>>>>>
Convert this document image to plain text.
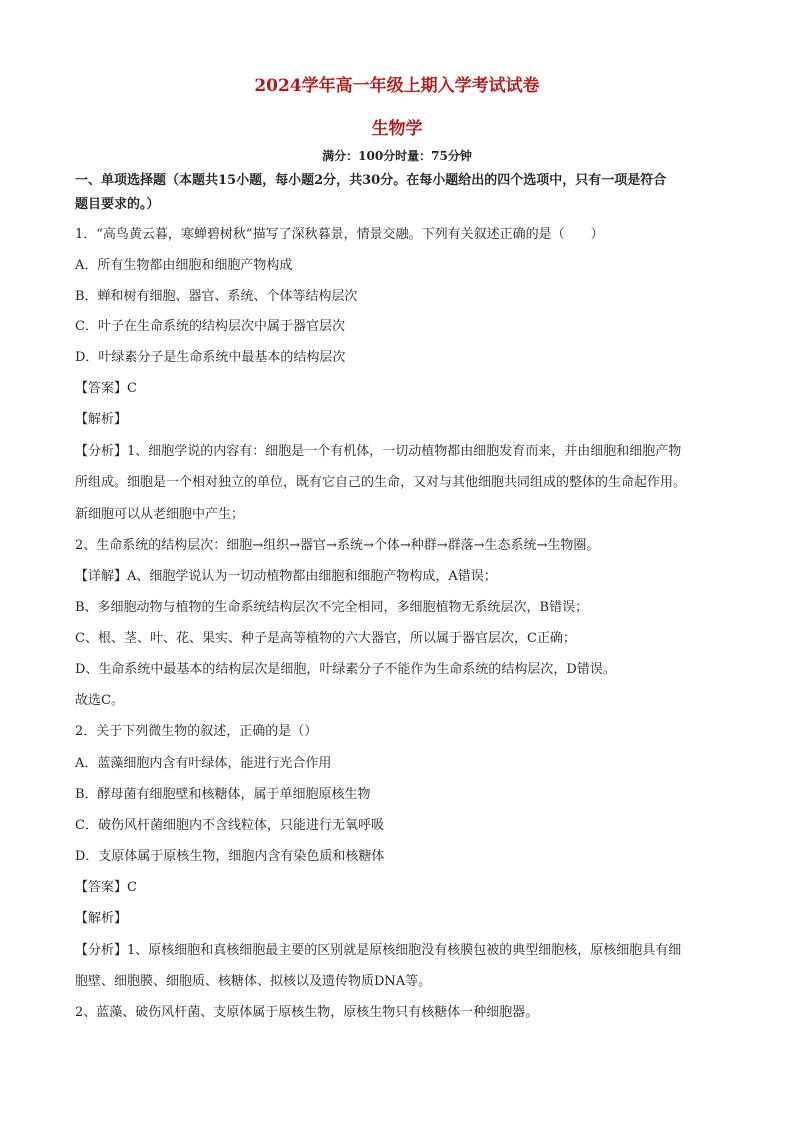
2024学年高一年级上期入学考试试卷
生物学
满分：100分时量：75分钟
一、单项选择题（本题共15小题，每小题2分，共30分。在每小题给出的四个选项中，只有一项是符合
题目要求的。）
1．“高鸟黄云暮，寒蝉碧树秋”描写了深秋暮景，情景交融。下列有关叙述正确的是（　　）
A．所有生物都由细胞和细胞产物构成
B．蝉和树有细胞、器官、系统、个体等结构层次
C．叶子在生命系统的结构层次中属于器官层次
D．叶绿素分子是生命系统中最基本的结构层次
【答案】C
【解析】
【分析】1、细胞学说的内容有：细胞是一个有机体，一切动植物都由细胞发育而来，并由细胞和细胞产物
所组成。细胞是一个相对独立的单位，既有它自己的生命，又对与其他细胞共同组成的整体的生命起作用。
新细胞可以从老细胞中产生；
2、生命系统的结构层次：细胞→组织→器官→系统→个体→种群→群落→生态系统→生物圈。
【详解】A、细胞学说认为一切动植物都由细胞和细胞产物构成，A错误；
B、多细胞动物与植物的生命系统结构层次不完全相同，多细胞植物无系统层次，B错误；
C、根、茎、叶、花、果实、种子是高等植物的六大器官，所以属于器官层次，C正确；
D、生命系统中最基本的结构层次是细胞，叶绿素分子不能作为生命系统的结构层次，D错误。
故选C。
2．关于下列微生物的叙述，正确的是（）
A．蓝藻细胞内含有叶绿体，能进行光合作用
B．酵母菌有细胞壁和核糖体，属于单细胞原核生物
C．破伤风杆菌细胞内不含线粒体，只能进行无氧呼吸
D．支原体属于原核生物，细胞内含有染色质和核糖体
【答案】C
【解析】
【分析】1、原核细胞和真核细胞最主要的区别就是原核细胞没有核膜包被的典型细胞核，原核细胞具有细
胞壁、细胞膜、细胞质、核糖体、拟核以及遗传物质DNA等。
2、蓝藻、破伤风杆菌、支原体属于原核生物，原核生物只有核糖体一种细胞器。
<<<<<
▸ WHAT TO DO
From the records given above, copy all lines containing "支原体属于原核生物".

▸ EXERCISE ANSWER
D．支原体属于原核生物，细胞内含有染色质和核糖体
2、蓝藻、破伤风杆菌、支原体属于原核生物，原核生物只有核糖体一种细胞器。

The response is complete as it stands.